OBJECTIVE:
Could you print all the entries exactly?

══ TASK INPUTS

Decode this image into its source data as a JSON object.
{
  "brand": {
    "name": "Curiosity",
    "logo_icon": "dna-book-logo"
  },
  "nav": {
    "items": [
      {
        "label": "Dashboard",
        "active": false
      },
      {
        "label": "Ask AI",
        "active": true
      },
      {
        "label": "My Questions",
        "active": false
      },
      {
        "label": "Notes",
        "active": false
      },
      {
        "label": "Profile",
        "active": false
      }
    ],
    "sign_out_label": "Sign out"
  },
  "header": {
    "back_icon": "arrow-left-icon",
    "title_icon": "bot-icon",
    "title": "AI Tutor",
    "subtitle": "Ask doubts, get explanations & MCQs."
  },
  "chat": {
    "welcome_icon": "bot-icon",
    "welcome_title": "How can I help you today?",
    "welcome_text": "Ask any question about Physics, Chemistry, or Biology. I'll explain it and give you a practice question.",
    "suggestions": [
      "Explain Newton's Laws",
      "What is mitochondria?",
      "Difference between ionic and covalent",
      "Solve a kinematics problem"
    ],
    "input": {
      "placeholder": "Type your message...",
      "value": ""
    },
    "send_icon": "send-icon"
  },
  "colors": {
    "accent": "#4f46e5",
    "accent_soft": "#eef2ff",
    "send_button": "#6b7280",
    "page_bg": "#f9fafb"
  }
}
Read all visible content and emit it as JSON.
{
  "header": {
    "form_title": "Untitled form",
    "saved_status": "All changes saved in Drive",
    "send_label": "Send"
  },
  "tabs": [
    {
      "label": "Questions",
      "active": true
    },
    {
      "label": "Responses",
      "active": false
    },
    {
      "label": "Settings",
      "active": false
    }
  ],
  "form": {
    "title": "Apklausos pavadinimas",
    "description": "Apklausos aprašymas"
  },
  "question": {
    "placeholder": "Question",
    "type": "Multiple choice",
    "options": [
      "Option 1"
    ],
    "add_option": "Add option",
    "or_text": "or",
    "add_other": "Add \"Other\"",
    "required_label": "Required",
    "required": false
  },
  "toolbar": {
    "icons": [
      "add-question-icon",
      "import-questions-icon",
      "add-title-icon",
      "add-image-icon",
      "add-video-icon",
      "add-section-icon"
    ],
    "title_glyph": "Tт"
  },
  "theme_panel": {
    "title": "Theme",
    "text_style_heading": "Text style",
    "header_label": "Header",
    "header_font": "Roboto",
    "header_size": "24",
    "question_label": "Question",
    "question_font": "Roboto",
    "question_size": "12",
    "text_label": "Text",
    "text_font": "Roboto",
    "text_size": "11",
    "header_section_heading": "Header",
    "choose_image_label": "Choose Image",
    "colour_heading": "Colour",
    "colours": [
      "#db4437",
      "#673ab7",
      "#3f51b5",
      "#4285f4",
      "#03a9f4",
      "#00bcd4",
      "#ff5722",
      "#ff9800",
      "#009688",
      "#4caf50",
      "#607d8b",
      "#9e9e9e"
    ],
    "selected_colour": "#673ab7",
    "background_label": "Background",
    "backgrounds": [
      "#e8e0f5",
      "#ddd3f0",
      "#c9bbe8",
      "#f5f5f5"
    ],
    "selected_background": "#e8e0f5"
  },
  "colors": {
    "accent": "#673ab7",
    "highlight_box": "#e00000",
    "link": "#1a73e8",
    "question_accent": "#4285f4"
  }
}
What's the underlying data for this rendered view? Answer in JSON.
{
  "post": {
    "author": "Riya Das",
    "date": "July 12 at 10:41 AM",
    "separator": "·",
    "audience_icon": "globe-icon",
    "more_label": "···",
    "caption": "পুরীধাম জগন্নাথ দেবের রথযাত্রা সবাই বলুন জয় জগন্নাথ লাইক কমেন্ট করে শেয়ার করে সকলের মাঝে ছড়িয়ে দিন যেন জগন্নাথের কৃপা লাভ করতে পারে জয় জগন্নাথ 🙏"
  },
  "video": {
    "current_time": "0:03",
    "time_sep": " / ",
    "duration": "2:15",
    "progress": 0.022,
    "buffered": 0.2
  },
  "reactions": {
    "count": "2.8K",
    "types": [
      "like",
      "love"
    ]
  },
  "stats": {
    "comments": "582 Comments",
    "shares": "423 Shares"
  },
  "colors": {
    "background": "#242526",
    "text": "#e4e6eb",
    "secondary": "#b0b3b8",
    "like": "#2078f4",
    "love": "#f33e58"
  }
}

════

FINAL RESULT:
Decode this image into its source data as a JSON object.
{
  "brand": {
    "name": "Curiosity",
    "logo_icon": "dna-book-logo"
  },
  "nav": {
    "items": [
      {
        "label": "Dashboard",
        "active": false
      },
      {
        "label": "Ask AI",
        "active": true
      },
      {
        "label": "My Questions",
        "active": false
      },
      {
        "label": "Notes",
        "active": false
      },
      {
        "label": "Profile",
        "active": false
      }
    ],
    "sign_out_label": "Sign out"
  },
  "header": {
    "back_icon": "arrow-left-icon",
    "title_icon": "bot-icon",
    "title": "AI Tutor",
    "subtitle": "Ask doubts, get explanations & MCQs."
  },
  "chat": {
    "welcome_icon": "bot-icon",
    "welcome_title": "How can I help you today?",
    "welcome_text": "Ask any question about Physics, Chemistry, or Biology. I'll explain it and give you a practice question.",
    "suggestions": [
      "Explain Newton's Laws",
      "What is mitochondria?",
      "Difference between ionic and covalent",
      "Solve a kinematics problem"
    ],
    "input": {
      "placeholder": "Type your message...",
      "value": ""
    },
    "send_icon": "send-icon"
  },
  "colors": {
    "accent": "#4f46e5",
    "accent_soft": "#eef2ff",
    "send_button": "#6b7280",
    "page_bg": "#f9fafb"
  }
}
Read all visible content and emit it as JSON.
{
  "header": {
    "form_title": "Untitled form",
    "saved_status": "All changes saved in Drive",
    "send_label": "Send"
  },
  "tabs": [
    {
      "label": "Questions",
      "active": true
    },
    {
      "label": "Responses",
      "active": false
    },
    {
      "label": "Settings",
      "active": false
    }
  ],
  "form": {
    "title": "Apklausos pavadinimas",
    "description": "Apklausos aprašymas"
  },
  "question": {
    "placeholder": "Question",
    "type": "Multiple choice",
    "options": [
      "Option 1"
    ],
    "add_option": "Add option",
    "or_text": "or",
    "add_other": "Add \"Other\"",
    "required_label": "Required",
    "required": false
  },
  "toolbar": {
    "icons": [
      "add-question-icon",
      "import-questions-icon",
      "add-title-icon",
      "add-image-icon",
      "add-video-icon",
      "add-section-icon"
    ],
    "title_glyph": "Tт"
  },
  "theme_panel": {
    "title": "Theme",
    "text_style_heading": "Text style",
    "header_label": "Header",
    "header_font": "Roboto",
    "header_size": "24",
    "question_label": "Question",
    "question_font": "Roboto",
    "question_size": "12",
    "text_label": "Text",
    "text_font": "Roboto",
    "text_size": "11",
    "header_section_heading": "Header",
    "choose_image_label": "Choose Image",
    "colour_heading": "Colour",
    "colours": [
      "#db4437",
      "#673ab7",
      "#3f51b5",
      "#4285f4",
      "#03a9f4",
      "#00bcd4",
      "#ff5722",
      "#ff9800",
      "#009688",
      "#4caf50",
      "#607d8b",
      "#9e9e9e"
    ],
    "selected_colour": "#673ab7",
    "background_label": "Background",
    "backgrounds": [
      "#e8e0f5",
      "#ddd3f0",
      "#c9bbe8",
      "#f5f5f5"
    ],
    "selected_background": "#e8e0f5"
  },
  "colors": {
    "accent": "#673ab7",
    "highlight_box": "#e00000",
    "link": "#1a73e8",
    "question_accent": "#4285f4"
  }
}
What's the underlying data for this rendered view? Answer in JSON.
{
  "post": {
    "author": "Riya Das",
    "date": "July 12 at 10:41 AM",
    "separator": "·",
    "audience_icon": "globe-icon",
    "more_label": "···",
    "caption": "পুরীধাম জগন্নাথ দেবের রথযাত্রা সবাই বলুন জয় জগন্নাথ লাইক কমেন্ট করে শেয়ার করে সকলের মাঝে ছড়িয়ে দিন যেন জগন্নাথের কৃপা লাভ করতে পারে জয় জগন্নাথ 🙏"
  },
  "video": {
    "current_time": "0:03",
    "time_sep": " / ",
    "duration": "2:15",
    "progress": 0.022,
    "buffered": 0.2
  },
  "reactions": {
    "count": "2.8K",
    "types": [
      "like",
      "love"
    ]
  },
  "stats": {
    "comments": "582 Comments",
    "shares": "423 Shares"
  },
  "colors": {
    "background": "#242526",
    "text": "#e4e6eb",
    "secondary": "#b0b3b8",
    "like": "#2078f4",
    "love": "#f33e58"
  }
}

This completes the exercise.